- [WHAT TO PRODUCE]
Write the data below out exactly as it stands. Do not include the pictures.

- [SUPPLIED ENTRIES]
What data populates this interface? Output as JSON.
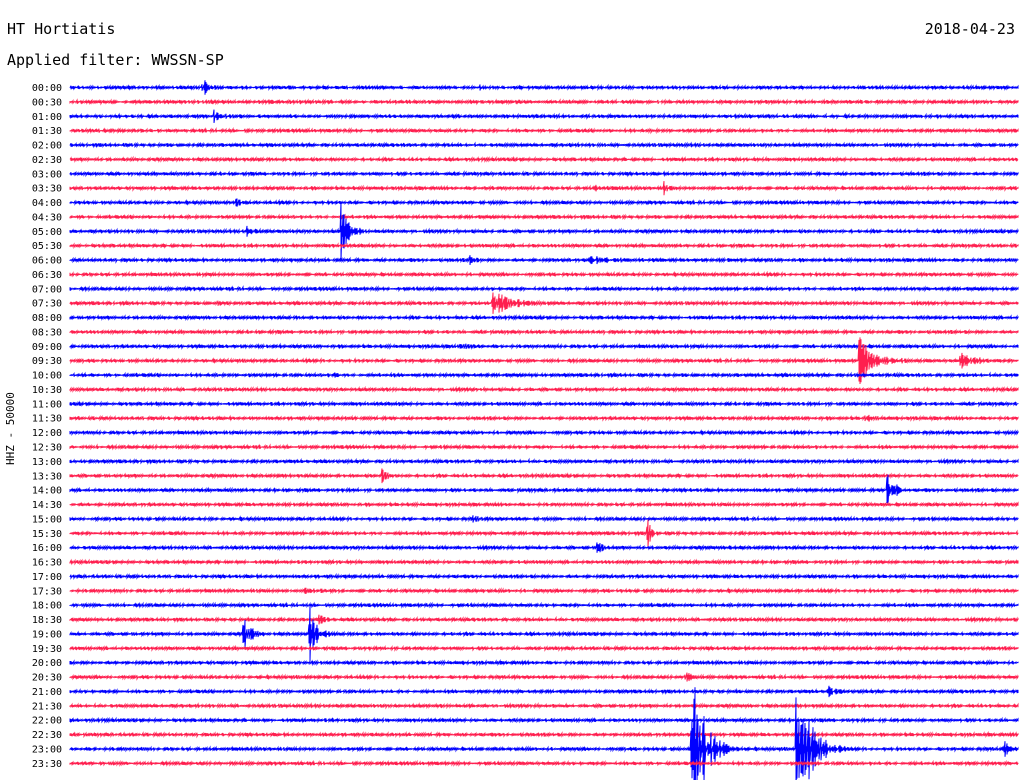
{
  "header": {
    "station": "HT Hortiatis",
    "date": "2018-04-23",
    "filter_label": "Applied filter: WWSSN-SP",
    "channel_label": "HHZ - 50000"
  },
  "colors": {
    "even_trace": "#0000ff",
    "odd_trace": "#ff1f4f"
  },
  "chart_data": {
    "type": "line",
    "title": "HT Hortiatis",
    "subtitle": "Applied filter: WWSSN-SP",
    "ylabel": "HHZ - 50000",
    "x_range_minutes": [
      0,
      30
    ],
    "categories": [
      "00:00",
      "00:30",
      "01:00",
      "01:30",
      "02:00",
      "02:30",
      "03:00",
      "03:30",
      "04:00",
      "04:30",
      "05:00",
      "05:30",
      "06:00",
      "06:30",
      "07:00",
      "07:30",
      "08:00",
      "08:30",
      "09:00",
      "09:30",
      "10:00",
      "10:30",
      "11:00",
      "11:30",
      "12:00",
      "12:30",
      "13:00",
      "13:30",
      "14:00",
      "14:30",
      "15:00",
      "15:30",
      "16:00",
      "16:30",
      "17:00",
      "17:30",
      "18:00",
      "18:30",
      "19:00",
      "19:30",
      "20:00",
      "20:30",
      "21:00",
      "21:30",
      "22:00",
      "22:30",
      "23:00",
      "23:30"
    ],
    "events": [
      {
        "row": "00:00",
        "minute": 4.2,
        "amp": 1.6,
        "dur": 0.6
      },
      {
        "row": "00:00",
        "minute": 7.0,
        "amp": 0.25,
        "dur": 0.3
      },
      {
        "row": "00:00",
        "minute": 13.0,
        "amp": 0.25,
        "dur": 0.3
      },
      {
        "row": "00:30",
        "minute": 6.3,
        "amp": 0.45,
        "dur": 0.2
      },
      {
        "row": "01:00",
        "minute": 4.6,
        "amp": 0.8,
        "dur": 0.6
      },
      {
        "row": "01:00",
        "minute": 5.1,
        "amp": 0.5,
        "dur": 0.4
      },
      {
        "row": "01:30",
        "minute": 28.9,
        "amp": 0.3,
        "dur": 0.3
      },
      {
        "row": "03:30",
        "minute": 13.0,
        "amp": 0.2,
        "dur": 0.8
      },
      {
        "row": "03:30",
        "minute": 16.6,
        "amp": 0.35,
        "dur": 1.0
      },
      {
        "row": "03:30",
        "minute": 18.8,
        "amp": 0.8,
        "dur": 0.5
      },
      {
        "row": "04:00",
        "minute": 5.3,
        "amp": 0.8,
        "dur": 0.4
      },
      {
        "row": "05:00",
        "minute": 5.6,
        "amp": 0.8,
        "dur": 0.6
      },
      {
        "row": "05:00",
        "minute": 8.6,
        "amp": 4.3,
        "dur": 0.8
      },
      {
        "row": "06:00",
        "minute": 12.7,
        "amp": 0.6,
        "dur": 0.4
      },
      {
        "row": "06:00",
        "minute": 16.5,
        "amp": 0.5,
        "dur": 2.2
      },
      {
        "row": "06:00",
        "minute": 20.9,
        "amp": 0.3,
        "dur": 0.6
      },
      {
        "row": "07:30",
        "minute": 4.7,
        "amp": 0.6,
        "dur": 0.3
      },
      {
        "row": "07:30",
        "minute": 13.4,
        "amp": 1.9,
        "dur": 2.0
      },
      {
        "row": "09:00",
        "minute": 12.2,
        "amp": 0.35,
        "dur": 1.5
      },
      {
        "row": "09:30",
        "minute": 25.0,
        "amp": 3.4,
        "dur": 1.6
      },
      {
        "row": "09:30",
        "minute": 28.2,
        "amp": 1.8,
        "dur": 1.2
      },
      {
        "row": "10:00",
        "minute": 8.4,
        "amp": 0.3,
        "dur": 0.3
      },
      {
        "row": "11:30",
        "minute": 25.2,
        "amp": 0.35,
        "dur": 1.0
      },
      {
        "row": "13:30",
        "minute": 9.9,
        "amp": 1.2,
        "dur": 0.5
      },
      {
        "row": "14:00",
        "minute": 25.9,
        "amp": 3.6,
        "dur": 0.6
      },
      {
        "row": "15:00",
        "minute": 12.8,
        "amp": 0.45,
        "dur": 0.4
      },
      {
        "row": "15:30",
        "minute": 18.3,
        "amp": 2.0,
        "dur": 0.4
      },
      {
        "row": "16:00",
        "minute": 16.7,
        "amp": 1.2,
        "dur": 0.5
      },
      {
        "row": "16:00",
        "minute": 20.9,
        "amp": 0.3,
        "dur": 0.3
      },
      {
        "row": "17:30",
        "minute": 7.4,
        "amp": 0.5,
        "dur": 1.2
      },
      {
        "row": "18:30",
        "minute": 7.9,
        "amp": 0.8,
        "dur": 0.5
      },
      {
        "row": "19:00",
        "minute": 5.5,
        "amp": 3.5,
        "dur": 0.7
      },
      {
        "row": "19:00",
        "minute": 7.6,
        "amp": 3.9,
        "dur": 0.8
      },
      {
        "row": "20:30",
        "minute": 19.5,
        "amp": 1.5,
        "dur": 0.4
      },
      {
        "row": "21:00",
        "minute": 24.0,
        "amp": 1.0,
        "dur": 0.6
      },
      {
        "row": "23:00",
        "minute": 19.7,
        "amp": 11.0,
        "dur": 1.6
      },
      {
        "row": "23:00",
        "minute": 23.0,
        "amp": 11.5,
        "dur": 1.6
      },
      {
        "row": "23:00",
        "minute": 29.6,
        "amp": 1.1,
        "dur": 0.4
      }
    ]
  }
}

- [RESPONSE]
What data populates this interface? Output as JSON.
{
  "header": {
    "station": "HT Hortiatis",
    "date": "2018-04-23",
    "filter_label": "Applied filter: WWSSN-SP",
    "channel_label": "HHZ - 50000"
  },
  "colors": {
    "even_trace": "#0000ff",
    "odd_trace": "#ff1f4f"
  },
  "chart_data": {
    "type": "line",
    "title": "HT Hortiatis",
    "subtitle": "Applied filter: WWSSN-SP",
    "ylabel": "HHZ - 50000",
    "x_range_minutes": [
      0,
      30
    ],
    "categories": [
      "00:00",
      "00:30",
      "01:00",
      "01:30",
      "02:00",
      "02:30",
      "03:00",
      "03:30",
      "04:00",
      "04:30",
      "05:00",
      "05:30",
      "06:00",
      "06:30",
      "07:00",
      "07:30",
      "08:00",
      "08:30",
      "09:00",
      "09:30",
      "10:00",
      "10:30",
      "11:00",
      "11:30",
      "12:00",
      "12:30",
      "13:00",
      "13:30",
      "14:00",
      "14:30",
      "15:00",
      "15:30",
      "16:00",
      "16:30",
      "17:00",
      "17:30",
      "18:00",
      "18:30",
      "19:00",
      "19:30",
      "20:00",
      "20:30",
      "21:00",
      "21:30",
      "22:00",
      "22:30",
      "23:00",
      "23:30"
    ],
    "events": [
      {
        "row": "00:00",
        "minute": 4.2,
        "amp": 1.6,
        "dur": 0.6
      },
      {
        "row": "00:00",
        "minute": 7.0,
        "amp": 0.25,
        "dur": 0.3
      },
      {
        "row": "00:00",
        "minute": 13.0,
        "amp": 0.25,
        "dur": 0.3
      },
      {
        "row": "00:30",
        "minute": 6.3,
        "amp": 0.45,
        "dur": 0.2
      },
      {
        "row": "01:00",
        "minute": 4.6,
        "amp": 0.8,
        "dur": 0.6
      },
      {
        "row": "01:00",
        "minute": 5.1,
        "amp": 0.5,
        "dur": 0.4
      },
      {
        "row": "01:30",
        "minute": 28.9,
        "amp": 0.3,
        "dur": 0.3
      },
      {
        "row": "03:30",
        "minute": 13.0,
        "amp": 0.2,
        "dur": 0.8
      },
      {
        "row": "03:30",
        "minute": 16.6,
        "amp": 0.35,
        "dur": 1.0
      },
      {
        "row": "03:30",
        "minute": 18.8,
        "amp": 0.8,
        "dur": 0.5
      },
      {
        "row": "04:00",
        "minute": 5.3,
        "amp": 0.8,
        "dur": 0.4
      },
      {
        "row": "05:00",
        "minute": 5.6,
        "amp": 0.8,
        "dur": 0.6
      },
      {
        "row": "05:00",
        "minute": 8.6,
        "amp": 4.3,
        "dur": 0.8
      },
      {
        "row": "06:00",
        "minute": 12.7,
        "amp": 0.6,
        "dur": 0.4
      },
      {
        "row": "06:00",
        "minute": 16.5,
        "amp": 0.5,
        "dur": 2.2
      },
      {
        "row": "06:00",
        "minute": 20.9,
        "amp": 0.3,
        "dur": 0.6
      },
      {
        "row": "07:30",
        "minute": 4.7,
        "amp": 0.6,
        "dur": 0.3
      },
      {
        "row": "07:30",
        "minute": 13.4,
        "amp": 1.9,
        "dur": 2.0
      },
      {
        "row": "09:00",
        "minute": 12.2,
        "amp": 0.35,
        "dur": 1.5
      },
      {
        "row": "09:30",
        "minute": 25.0,
        "amp": 3.4,
        "dur": 1.6
      },
      {
        "row": "09:30",
        "minute": 28.2,
        "amp": 1.8,
        "dur": 1.2
      },
      {
        "row": "10:00",
        "minute": 8.4,
        "amp": 0.3,
        "dur": 0.3
      },
      {
        "row": "11:30",
        "minute": 25.2,
        "amp": 0.35,
        "dur": 1.0
      },
      {
        "row": "13:30",
        "minute": 9.9,
        "amp": 1.2,
        "dur": 0.5
      },
      {
        "row": "14:00",
        "minute": 25.9,
        "amp": 3.6,
        "dur": 0.6
      },
      {
        "row": "15:00",
        "minute": 12.8,
        "amp": 0.45,
        "dur": 0.4
      },
      {
        "row": "15:30",
        "minute": 18.3,
        "amp": 2.0,
        "dur": 0.4
      },
      {
        "row": "16:00",
        "minute": 16.7,
        "amp": 1.2,
        "dur": 0.5
      },
      {
        "row": "16:00",
        "minute": 20.9,
        "amp": 0.3,
        "dur": 0.3
      },
      {
        "row": "17:30",
        "minute": 7.4,
        "amp": 0.5,
        "dur": 1.2
      },
      {
        "row": "18:30",
        "minute": 7.9,
        "amp": 0.8,
        "dur": 0.5
      },
      {
        "row": "19:00",
        "minute": 5.5,
        "amp": 3.5,
        "dur": 0.7
      },
      {
        "row": "19:00",
        "minute": 7.6,
        "amp": 3.9,
        "dur": 0.8
      },
      {
        "row": "20:30",
        "minute": 19.5,
        "amp": 1.5,
        "dur": 0.4
      },
      {
        "row": "21:00",
        "minute": 24.0,
        "amp": 1.0,
        "dur": 0.6
      },
      {
        "row": "23:00",
        "minute": 19.7,
        "amp": 11.0,
        "dur": 1.6
      },
      {
        "row": "23:00",
        "minute": 23.0,
        "amp": 11.5,
        "dur": 1.6
      },
      {
        "row": "23:00",
        "minute": 29.6,
        "amp": 1.1,
        "dur": 0.4
      }
    ]
  }
}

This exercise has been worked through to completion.